Problem |
Please give the entries again in full and exactly, without any picture.

Input rows |

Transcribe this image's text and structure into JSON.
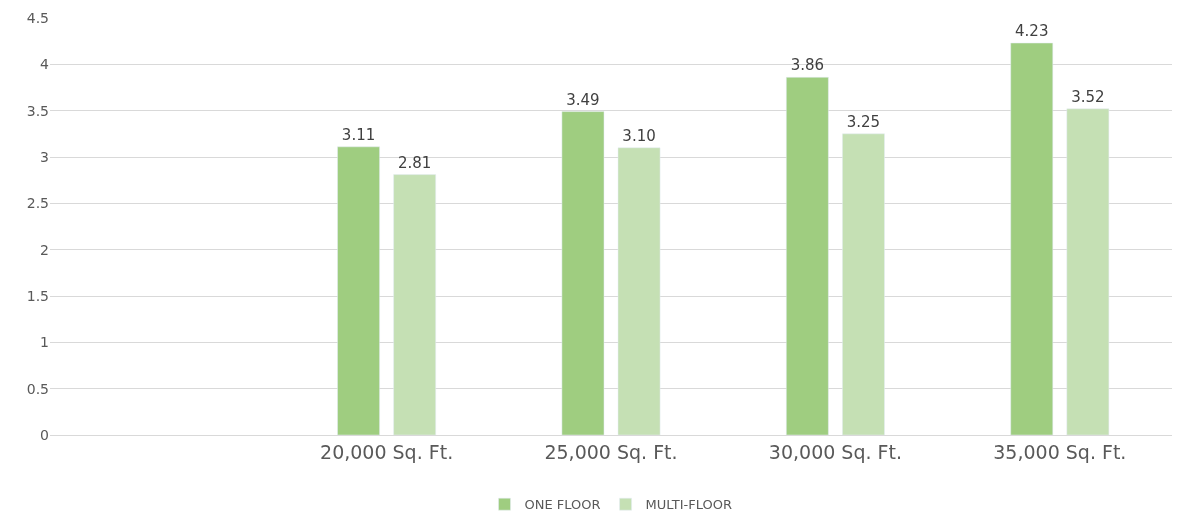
{
  "chart_data": {
    "type": "bar",
    "categories": [
      null,
      "20,000 Sq. Ft.",
      "25,000 Sq. Ft.",
      "30,000 Sq. Ft.",
      "35,000 Sq. Ft."
    ],
    "series": [
      {
        "name": "ONE FLOOR",
        "color": "#9fcd80",
        "values": [
          null,
          3.11,
          3.49,
          3.86,
          4.23
        ],
        "value_labels": [
          null,
          "3.11",
          "3.49",
          "3.86",
          "4.23"
        ]
      },
      {
        "name": "MULTI-FLOOR",
        "color": "#c5e0b4",
        "values": [
          null,
          2.81,
          3.1,
          3.25,
          3.52
        ],
        "value_labels": [
          null,
          "2.81",
          "3.10",
          "3.25",
          "3.52"
        ]
      }
    ],
    "ylim": [
      0,
      4.5
    ],
    "yticks": [
      0,
      0.5,
      1,
      1.5,
      2,
      2.5,
      3,
      3.5,
      4,
      4.5
    ],
    "grid": "y",
    "legend": "bottom"
  }
}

Response |
Transcribe this image's text and structure into JSON.
{
  "chart_data": {
    "type": "bar",
    "categories": [
      null,
      "20,000 Sq. Ft.",
      "25,000 Sq. Ft.",
      "30,000 Sq. Ft.",
      "35,000 Sq. Ft."
    ],
    "series": [
      {
        "name": "ONE FLOOR",
        "color": "#9fcd80",
        "values": [
          null,
          3.11,
          3.49,
          3.86,
          4.23
        ],
        "value_labels": [
          null,
          "3.11",
          "3.49",
          "3.86",
          "4.23"
        ]
      },
      {
        "name": "MULTI-FLOOR",
        "color": "#c5e0b4",
        "values": [
          null,
          2.81,
          3.1,
          3.25,
          3.52
        ],
        "value_labels": [
          null,
          "2.81",
          "3.10",
          "3.25",
          "3.52"
        ]
      }
    ],
    "ylim": [
      0,
      4.5
    ],
    "yticks": [
      0,
      0.5,
      1,
      1.5,
      2,
      2.5,
      3,
      3.5,
      4,
      4.5
    ],
    "grid": "y",
    "legend": "bottom"
  }
}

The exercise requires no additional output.